- **What the exercise asks**
Search the material for the word "showing" and copy each line that holds it.

- **Stored rows**
——
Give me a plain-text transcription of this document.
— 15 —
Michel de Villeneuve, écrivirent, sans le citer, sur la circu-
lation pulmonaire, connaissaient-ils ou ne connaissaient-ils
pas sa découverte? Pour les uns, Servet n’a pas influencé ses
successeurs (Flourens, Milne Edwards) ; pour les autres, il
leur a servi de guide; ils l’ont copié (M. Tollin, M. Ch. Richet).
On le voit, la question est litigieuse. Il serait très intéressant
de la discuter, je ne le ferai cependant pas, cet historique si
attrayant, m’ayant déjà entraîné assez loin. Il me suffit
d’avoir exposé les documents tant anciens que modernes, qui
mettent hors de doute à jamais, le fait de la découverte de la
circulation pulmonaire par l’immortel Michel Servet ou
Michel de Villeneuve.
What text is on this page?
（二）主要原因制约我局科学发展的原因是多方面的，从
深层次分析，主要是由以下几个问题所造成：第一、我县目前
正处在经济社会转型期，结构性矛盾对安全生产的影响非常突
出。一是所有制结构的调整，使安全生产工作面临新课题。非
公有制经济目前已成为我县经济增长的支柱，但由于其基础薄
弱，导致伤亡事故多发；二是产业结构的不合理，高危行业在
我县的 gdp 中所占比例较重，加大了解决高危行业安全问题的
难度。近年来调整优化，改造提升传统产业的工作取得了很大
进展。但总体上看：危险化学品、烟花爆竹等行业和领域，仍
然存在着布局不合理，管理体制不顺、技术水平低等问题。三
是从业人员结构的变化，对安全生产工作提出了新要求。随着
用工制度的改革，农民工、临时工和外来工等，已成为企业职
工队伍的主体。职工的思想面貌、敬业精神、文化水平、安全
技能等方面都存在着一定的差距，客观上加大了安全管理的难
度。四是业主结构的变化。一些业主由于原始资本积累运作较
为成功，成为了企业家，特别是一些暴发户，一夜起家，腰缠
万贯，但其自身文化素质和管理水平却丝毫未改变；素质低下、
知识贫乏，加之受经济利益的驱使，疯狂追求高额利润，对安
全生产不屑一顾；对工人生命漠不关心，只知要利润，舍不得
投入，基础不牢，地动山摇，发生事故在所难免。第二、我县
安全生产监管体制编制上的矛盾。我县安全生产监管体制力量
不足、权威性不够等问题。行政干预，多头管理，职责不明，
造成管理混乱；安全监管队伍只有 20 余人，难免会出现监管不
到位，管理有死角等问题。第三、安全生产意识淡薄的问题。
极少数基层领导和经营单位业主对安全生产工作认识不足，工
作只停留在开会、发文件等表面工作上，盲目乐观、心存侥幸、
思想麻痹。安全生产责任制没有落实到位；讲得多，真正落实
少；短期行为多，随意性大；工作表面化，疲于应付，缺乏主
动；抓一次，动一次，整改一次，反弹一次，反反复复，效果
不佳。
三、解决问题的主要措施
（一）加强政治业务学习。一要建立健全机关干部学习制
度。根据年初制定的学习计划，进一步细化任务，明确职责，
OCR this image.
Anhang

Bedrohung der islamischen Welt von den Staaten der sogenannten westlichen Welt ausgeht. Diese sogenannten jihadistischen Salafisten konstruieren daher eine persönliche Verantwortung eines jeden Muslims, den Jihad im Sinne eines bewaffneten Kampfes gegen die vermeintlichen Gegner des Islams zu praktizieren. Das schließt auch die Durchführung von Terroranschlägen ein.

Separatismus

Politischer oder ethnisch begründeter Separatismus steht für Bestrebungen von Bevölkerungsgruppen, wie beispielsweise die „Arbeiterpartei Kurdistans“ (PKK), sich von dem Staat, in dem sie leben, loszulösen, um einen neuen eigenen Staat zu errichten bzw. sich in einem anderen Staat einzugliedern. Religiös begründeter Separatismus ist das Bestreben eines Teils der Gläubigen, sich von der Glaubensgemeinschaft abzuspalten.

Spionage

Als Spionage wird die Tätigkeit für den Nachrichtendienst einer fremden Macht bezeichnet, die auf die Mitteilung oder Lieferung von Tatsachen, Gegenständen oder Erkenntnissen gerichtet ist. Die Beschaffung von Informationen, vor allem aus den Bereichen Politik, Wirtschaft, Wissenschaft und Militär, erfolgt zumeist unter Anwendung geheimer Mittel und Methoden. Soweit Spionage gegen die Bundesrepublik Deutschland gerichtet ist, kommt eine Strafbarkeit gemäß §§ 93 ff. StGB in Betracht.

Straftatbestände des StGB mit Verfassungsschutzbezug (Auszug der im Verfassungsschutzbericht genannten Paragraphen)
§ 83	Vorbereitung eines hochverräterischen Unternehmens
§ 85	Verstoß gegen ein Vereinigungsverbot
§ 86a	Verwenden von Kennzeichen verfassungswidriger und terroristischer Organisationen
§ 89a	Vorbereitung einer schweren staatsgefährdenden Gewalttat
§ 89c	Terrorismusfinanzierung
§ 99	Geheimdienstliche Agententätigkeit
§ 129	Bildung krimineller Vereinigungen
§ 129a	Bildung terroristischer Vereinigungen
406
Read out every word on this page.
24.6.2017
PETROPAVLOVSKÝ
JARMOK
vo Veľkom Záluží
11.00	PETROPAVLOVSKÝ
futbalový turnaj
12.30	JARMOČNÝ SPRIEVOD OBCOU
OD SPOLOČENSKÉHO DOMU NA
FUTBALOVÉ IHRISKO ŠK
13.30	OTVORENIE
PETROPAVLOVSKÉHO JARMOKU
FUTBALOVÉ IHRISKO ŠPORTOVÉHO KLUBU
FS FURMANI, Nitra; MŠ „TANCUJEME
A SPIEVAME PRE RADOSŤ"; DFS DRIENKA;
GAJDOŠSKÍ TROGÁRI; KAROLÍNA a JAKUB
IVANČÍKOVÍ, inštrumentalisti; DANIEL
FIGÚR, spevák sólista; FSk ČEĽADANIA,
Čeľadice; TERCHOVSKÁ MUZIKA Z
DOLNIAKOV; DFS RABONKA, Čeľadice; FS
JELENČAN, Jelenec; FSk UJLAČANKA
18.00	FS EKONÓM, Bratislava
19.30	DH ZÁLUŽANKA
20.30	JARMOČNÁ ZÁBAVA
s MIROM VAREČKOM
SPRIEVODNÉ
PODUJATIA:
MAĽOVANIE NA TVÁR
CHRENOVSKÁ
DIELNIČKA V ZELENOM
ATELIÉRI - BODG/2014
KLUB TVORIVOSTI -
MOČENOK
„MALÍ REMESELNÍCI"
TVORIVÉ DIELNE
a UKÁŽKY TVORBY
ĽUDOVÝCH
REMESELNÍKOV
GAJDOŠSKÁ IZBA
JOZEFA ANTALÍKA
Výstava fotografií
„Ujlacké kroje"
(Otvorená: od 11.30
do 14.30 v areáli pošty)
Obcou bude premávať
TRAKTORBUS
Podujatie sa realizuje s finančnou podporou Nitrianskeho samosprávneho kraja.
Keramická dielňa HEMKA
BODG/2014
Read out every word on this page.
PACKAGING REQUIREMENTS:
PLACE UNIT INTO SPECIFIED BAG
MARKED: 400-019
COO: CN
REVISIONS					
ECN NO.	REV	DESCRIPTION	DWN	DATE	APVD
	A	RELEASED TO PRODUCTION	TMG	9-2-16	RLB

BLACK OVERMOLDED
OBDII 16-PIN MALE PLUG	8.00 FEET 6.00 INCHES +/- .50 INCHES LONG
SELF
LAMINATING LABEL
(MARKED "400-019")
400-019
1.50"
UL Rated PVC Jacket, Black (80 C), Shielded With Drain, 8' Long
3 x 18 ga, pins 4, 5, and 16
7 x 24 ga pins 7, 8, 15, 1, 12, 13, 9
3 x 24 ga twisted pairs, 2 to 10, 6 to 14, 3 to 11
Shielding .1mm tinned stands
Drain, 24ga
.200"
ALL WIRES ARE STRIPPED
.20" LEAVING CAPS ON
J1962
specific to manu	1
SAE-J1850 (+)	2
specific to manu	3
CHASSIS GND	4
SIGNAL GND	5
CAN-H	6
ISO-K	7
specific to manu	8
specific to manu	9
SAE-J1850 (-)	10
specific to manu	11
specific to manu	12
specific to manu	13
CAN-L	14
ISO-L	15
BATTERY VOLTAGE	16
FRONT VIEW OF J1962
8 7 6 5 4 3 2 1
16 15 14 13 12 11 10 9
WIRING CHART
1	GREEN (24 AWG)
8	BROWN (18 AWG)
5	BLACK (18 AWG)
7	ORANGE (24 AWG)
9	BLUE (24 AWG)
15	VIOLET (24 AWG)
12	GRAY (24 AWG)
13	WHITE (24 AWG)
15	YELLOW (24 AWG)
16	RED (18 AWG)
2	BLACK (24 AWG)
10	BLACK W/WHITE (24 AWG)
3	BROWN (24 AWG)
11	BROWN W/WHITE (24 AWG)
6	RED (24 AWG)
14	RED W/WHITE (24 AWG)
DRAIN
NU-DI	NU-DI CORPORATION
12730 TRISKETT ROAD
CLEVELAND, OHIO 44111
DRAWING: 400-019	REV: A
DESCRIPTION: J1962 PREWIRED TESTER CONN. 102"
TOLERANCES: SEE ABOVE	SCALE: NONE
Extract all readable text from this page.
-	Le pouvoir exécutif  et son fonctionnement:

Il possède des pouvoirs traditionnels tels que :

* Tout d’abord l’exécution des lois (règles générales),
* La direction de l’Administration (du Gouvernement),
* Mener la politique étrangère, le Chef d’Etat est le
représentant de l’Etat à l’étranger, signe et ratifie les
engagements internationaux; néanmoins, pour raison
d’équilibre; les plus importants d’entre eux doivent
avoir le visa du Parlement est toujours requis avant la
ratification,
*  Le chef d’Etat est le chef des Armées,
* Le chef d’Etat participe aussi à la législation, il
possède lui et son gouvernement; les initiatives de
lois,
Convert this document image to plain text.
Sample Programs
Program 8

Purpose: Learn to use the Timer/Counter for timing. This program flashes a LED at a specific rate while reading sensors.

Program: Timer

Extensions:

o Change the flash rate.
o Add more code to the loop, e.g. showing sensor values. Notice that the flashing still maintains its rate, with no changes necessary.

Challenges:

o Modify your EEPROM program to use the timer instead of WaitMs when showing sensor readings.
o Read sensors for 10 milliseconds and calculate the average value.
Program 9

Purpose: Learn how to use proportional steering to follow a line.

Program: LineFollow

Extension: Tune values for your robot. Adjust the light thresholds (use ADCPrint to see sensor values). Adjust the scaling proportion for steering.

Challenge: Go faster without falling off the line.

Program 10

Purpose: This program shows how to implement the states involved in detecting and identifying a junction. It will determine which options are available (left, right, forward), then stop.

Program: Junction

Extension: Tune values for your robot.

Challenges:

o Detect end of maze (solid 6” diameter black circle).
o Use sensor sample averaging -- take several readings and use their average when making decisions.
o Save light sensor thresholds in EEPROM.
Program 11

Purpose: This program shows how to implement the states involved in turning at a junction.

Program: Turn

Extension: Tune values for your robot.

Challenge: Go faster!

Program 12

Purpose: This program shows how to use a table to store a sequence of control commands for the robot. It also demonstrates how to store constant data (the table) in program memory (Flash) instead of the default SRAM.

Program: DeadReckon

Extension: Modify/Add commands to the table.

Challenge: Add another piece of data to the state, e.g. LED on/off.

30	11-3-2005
——
- **Solution to the problem**
o Add more code to the loop, e.g. showing sensor values. Notice that the flashing still maintains its rate, with no changes necessary.
o Modify your EEPROM program to use the timer instead of WaitMs when showing sensor readings.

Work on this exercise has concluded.